Work to do:
Drop the pictures, then extract the listing word for word.

━━━━

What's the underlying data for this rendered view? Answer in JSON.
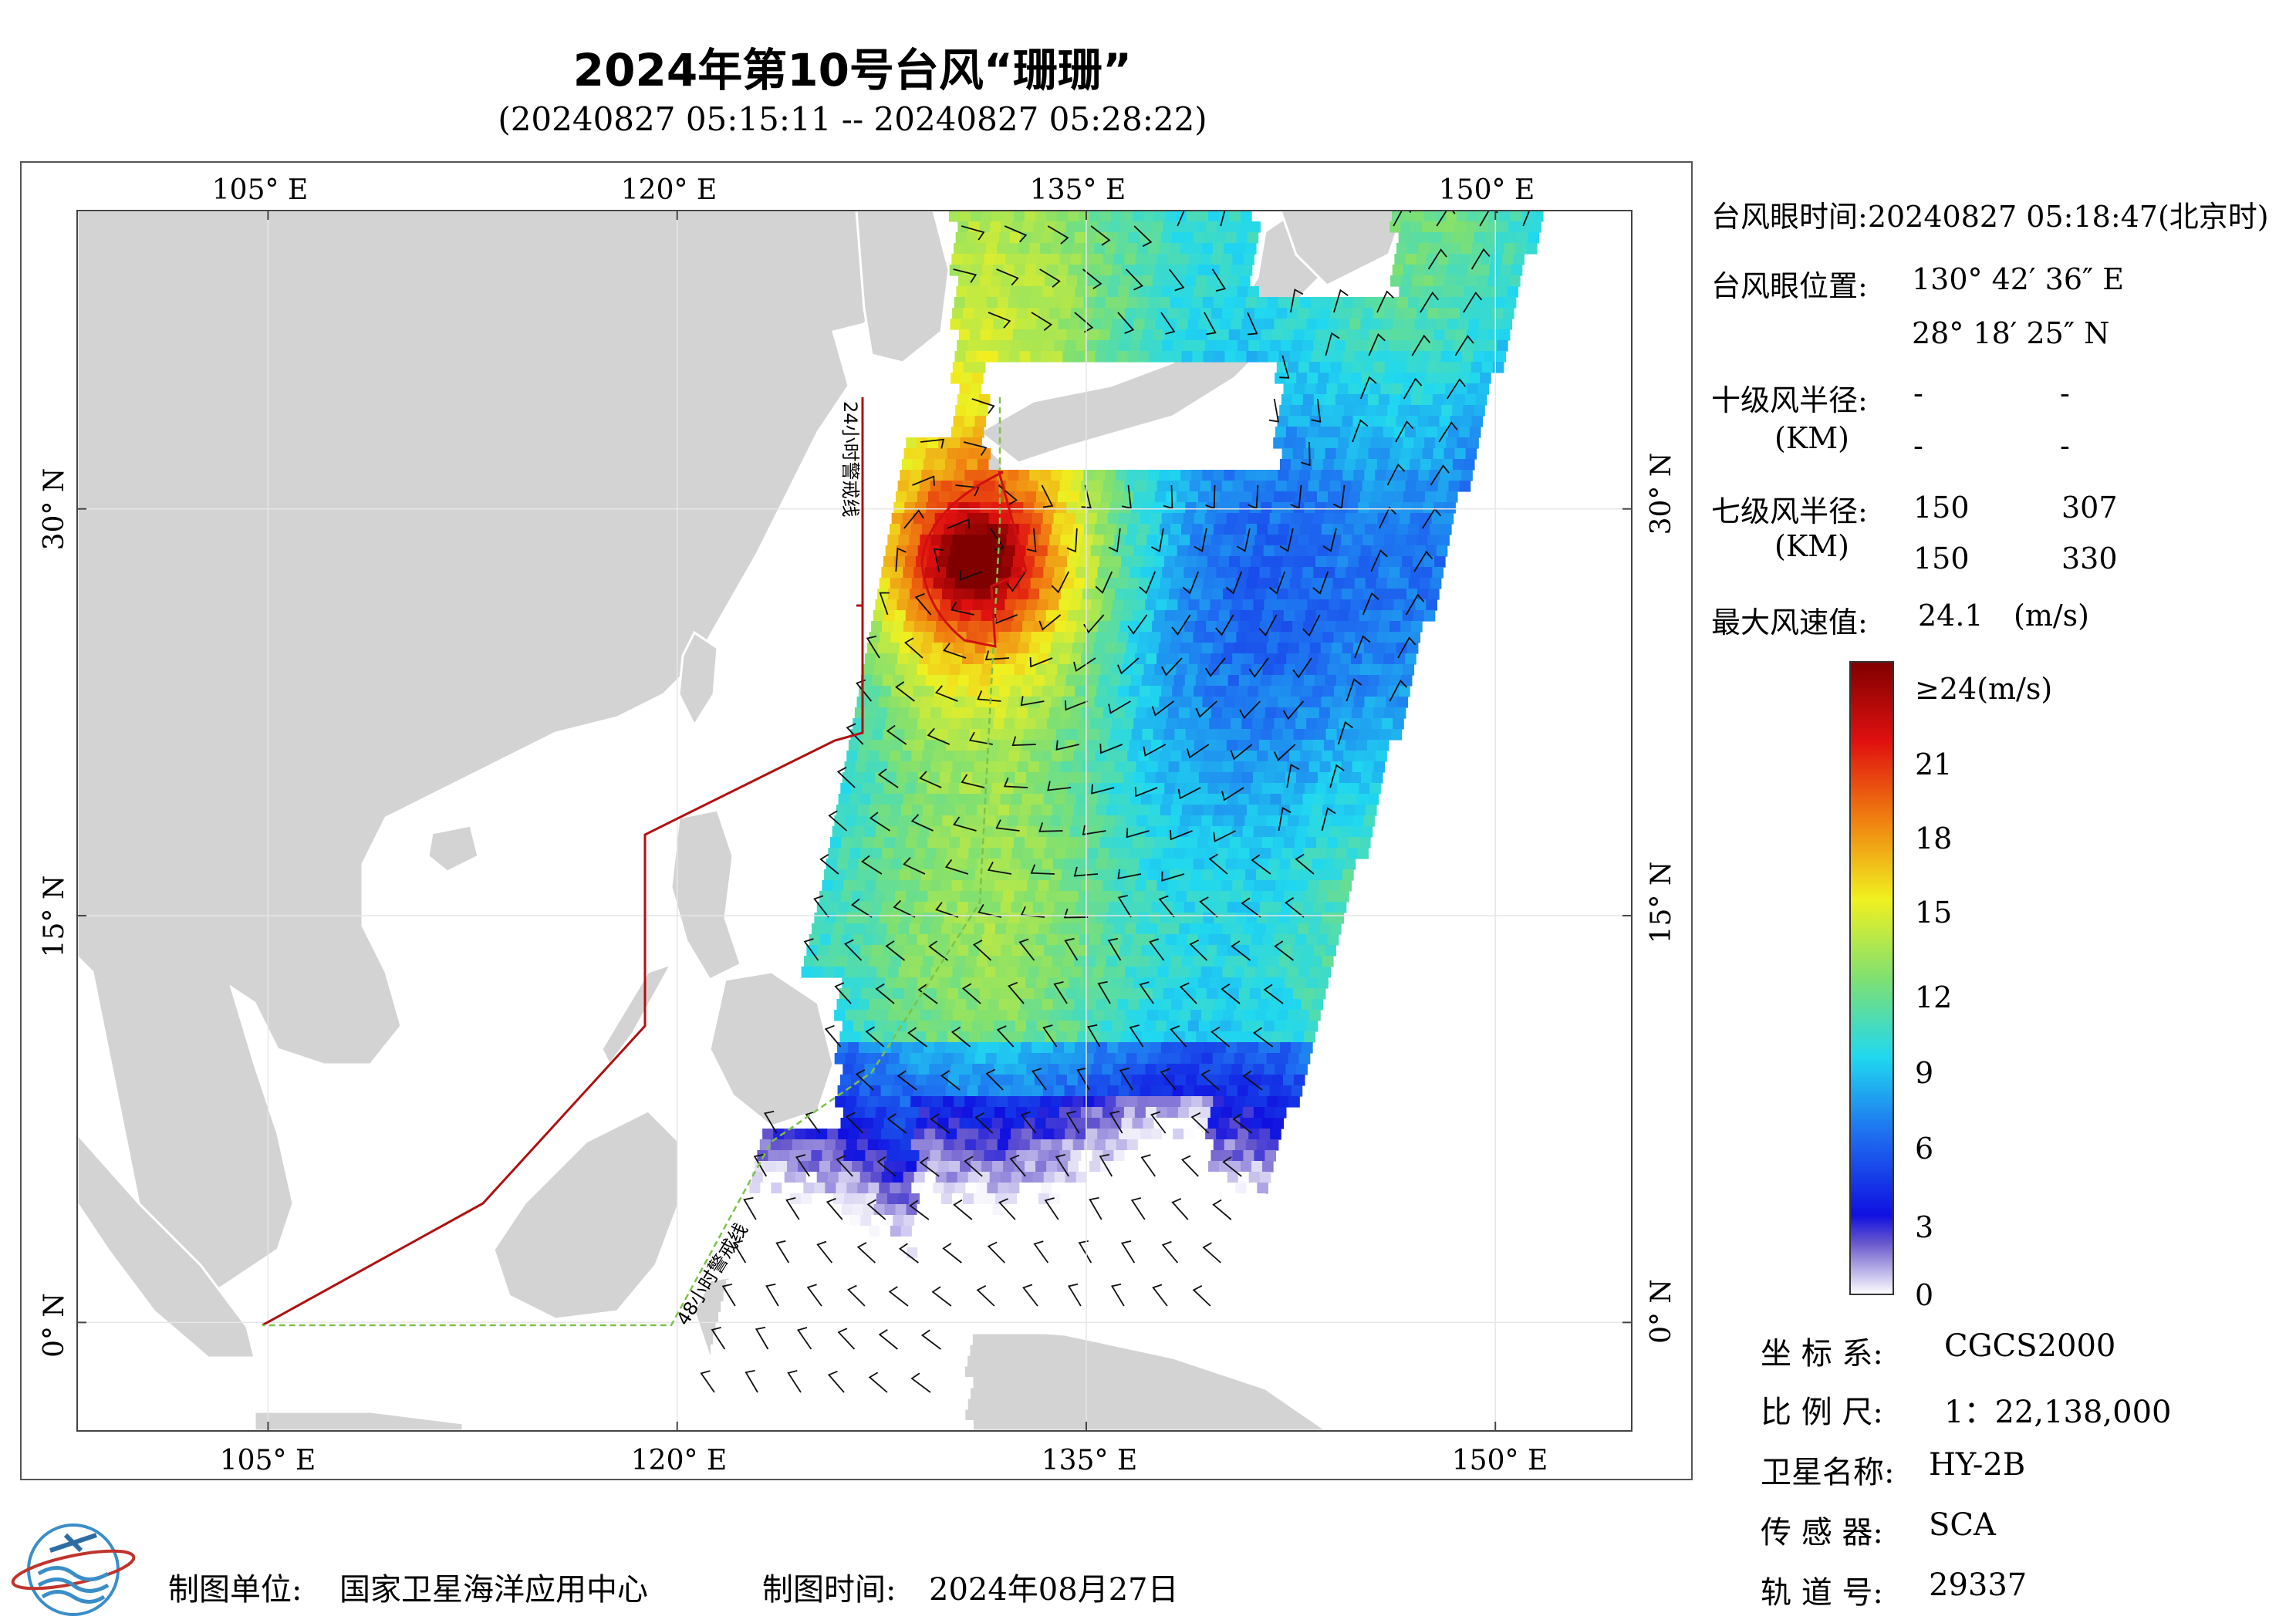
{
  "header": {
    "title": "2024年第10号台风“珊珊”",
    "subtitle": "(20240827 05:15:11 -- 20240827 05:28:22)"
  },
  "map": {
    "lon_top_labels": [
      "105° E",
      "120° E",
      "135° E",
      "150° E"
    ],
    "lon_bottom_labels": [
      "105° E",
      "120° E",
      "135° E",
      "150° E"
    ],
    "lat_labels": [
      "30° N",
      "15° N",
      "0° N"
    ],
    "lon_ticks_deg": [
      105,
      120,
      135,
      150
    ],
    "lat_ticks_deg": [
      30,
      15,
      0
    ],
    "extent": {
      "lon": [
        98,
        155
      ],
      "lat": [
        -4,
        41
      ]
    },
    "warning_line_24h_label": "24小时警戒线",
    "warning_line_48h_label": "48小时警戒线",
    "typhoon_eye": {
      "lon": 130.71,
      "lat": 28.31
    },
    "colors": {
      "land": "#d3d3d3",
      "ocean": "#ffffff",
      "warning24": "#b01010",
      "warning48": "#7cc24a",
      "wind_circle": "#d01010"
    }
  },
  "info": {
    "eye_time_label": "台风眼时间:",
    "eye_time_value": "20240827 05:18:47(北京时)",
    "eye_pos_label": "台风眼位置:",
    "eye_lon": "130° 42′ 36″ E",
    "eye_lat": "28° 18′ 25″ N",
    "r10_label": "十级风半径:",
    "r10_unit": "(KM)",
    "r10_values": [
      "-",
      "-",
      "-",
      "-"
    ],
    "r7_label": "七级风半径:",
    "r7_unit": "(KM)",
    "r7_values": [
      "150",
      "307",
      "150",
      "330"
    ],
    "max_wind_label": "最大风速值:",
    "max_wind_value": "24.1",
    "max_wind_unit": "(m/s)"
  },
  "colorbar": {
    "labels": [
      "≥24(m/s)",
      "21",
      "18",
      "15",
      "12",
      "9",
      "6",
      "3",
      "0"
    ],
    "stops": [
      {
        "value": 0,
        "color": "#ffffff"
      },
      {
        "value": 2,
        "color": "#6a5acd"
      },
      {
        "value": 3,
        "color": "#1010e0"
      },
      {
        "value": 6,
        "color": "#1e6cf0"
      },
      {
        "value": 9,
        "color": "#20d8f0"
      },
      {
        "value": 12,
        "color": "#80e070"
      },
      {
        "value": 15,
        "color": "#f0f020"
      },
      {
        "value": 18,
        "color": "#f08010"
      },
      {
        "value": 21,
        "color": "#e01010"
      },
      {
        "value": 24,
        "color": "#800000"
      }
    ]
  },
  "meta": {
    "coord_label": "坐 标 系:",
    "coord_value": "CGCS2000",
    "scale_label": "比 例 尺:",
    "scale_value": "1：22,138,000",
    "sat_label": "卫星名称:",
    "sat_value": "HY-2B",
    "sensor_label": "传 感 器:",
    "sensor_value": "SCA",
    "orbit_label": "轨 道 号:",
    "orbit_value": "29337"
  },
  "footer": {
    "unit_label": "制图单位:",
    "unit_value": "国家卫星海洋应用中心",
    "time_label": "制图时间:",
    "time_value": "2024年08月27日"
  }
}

━━━━

Output below:
What's the underlying data for this rendered view? Answer in JSON.
{
  "header": {
    "title": "2024年第10号台风“珊珊”",
    "subtitle": "(20240827 05:15:11 -- 20240827 05:28:22)"
  },
  "map": {
    "lon_top_labels": [
      "105° E",
      "120° E",
      "135° E",
      "150° E"
    ],
    "lon_bottom_labels": [
      "105° E",
      "120° E",
      "135° E",
      "150° E"
    ],
    "lat_labels": [
      "30° N",
      "15° N",
      "0° N"
    ],
    "lon_ticks_deg": [
      105,
      120,
      135,
      150
    ],
    "lat_ticks_deg": [
      30,
      15,
      0
    ],
    "extent": {
      "lon": [
        98,
        155
      ],
      "lat": [
        -4,
        41
      ]
    },
    "warning_line_24h_label": "24小时警戒线",
    "warning_line_48h_label": "48小时警戒线",
    "typhoon_eye": {
      "lon": 130.71,
      "lat": 28.31
    },
    "colors": {
      "land": "#d3d3d3",
      "ocean": "#ffffff",
      "warning24": "#b01010",
      "warning48": "#7cc24a",
      "wind_circle": "#d01010"
    }
  },
  "info": {
    "eye_time_label": "台风眼时间:",
    "eye_time_value": "20240827 05:18:47(北京时)",
    "eye_pos_label": "台风眼位置:",
    "eye_lon": "130° 42′ 36″ E",
    "eye_lat": "28° 18′ 25″ N",
    "r10_label": "十级风半径:",
    "r10_unit": "(KM)",
    "r10_values": [
      "-",
      "-",
      "-",
      "-"
    ],
    "r7_label": "七级风半径:",
    "r7_unit": "(KM)",
    "r7_values": [
      "150",
      "307",
      "150",
      "330"
    ],
    "max_wind_label": "最大风速值:",
    "max_wind_value": "24.1",
    "max_wind_unit": "(m/s)"
  },
  "colorbar": {
    "labels": [
      "≥24(m/s)",
      "21",
      "18",
      "15",
      "12",
      "9",
      "6",
      "3",
      "0"
    ],
    "stops": [
      {
        "value": 0,
        "color": "#ffffff"
      },
      {
        "value": 2,
        "color": "#6a5acd"
      },
      {
        "value": 3,
        "color": "#1010e0"
      },
      {
        "value": 6,
        "color": "#1e6cf0"
      },
      {
        "value": 9,
        "color": "#20d8f0"
      },
      {
        "value": 12,
        "color": "#80e070"
      },
      {
        "value": 15,
        "color": "#f0f020"
      },
      {
        "value": 18,
        "color": "#f08010"
      },
      {
        "value": 21,
        "color": "#e01010"
      },
      {
        "value": 24,
        "color": "#800000"
      }
    ]
  },
  "meta": {
    "coord_label": "坐 标 系:",
    "coord_value": "CGCS2000",
    "scale_label": "比 例 尺:",
    "scale_value": "1：22,138,000",
    "sat_label": "卫星名称:",
    "sat_value": "HY-2B",
    "sensor_label": "传 感 器:",
    "sensor_value": "SCA",
    "orbit_label": "轨 道 号:",
    "orbit_value": "29337"
  },
  "footer": {
    "unit_label": "制图单位:",
    "unit_value": "国家卫星海洋应用中心",
    "time_label": "制图时间:",
    "time_value": "2024年08月27日"
  }
}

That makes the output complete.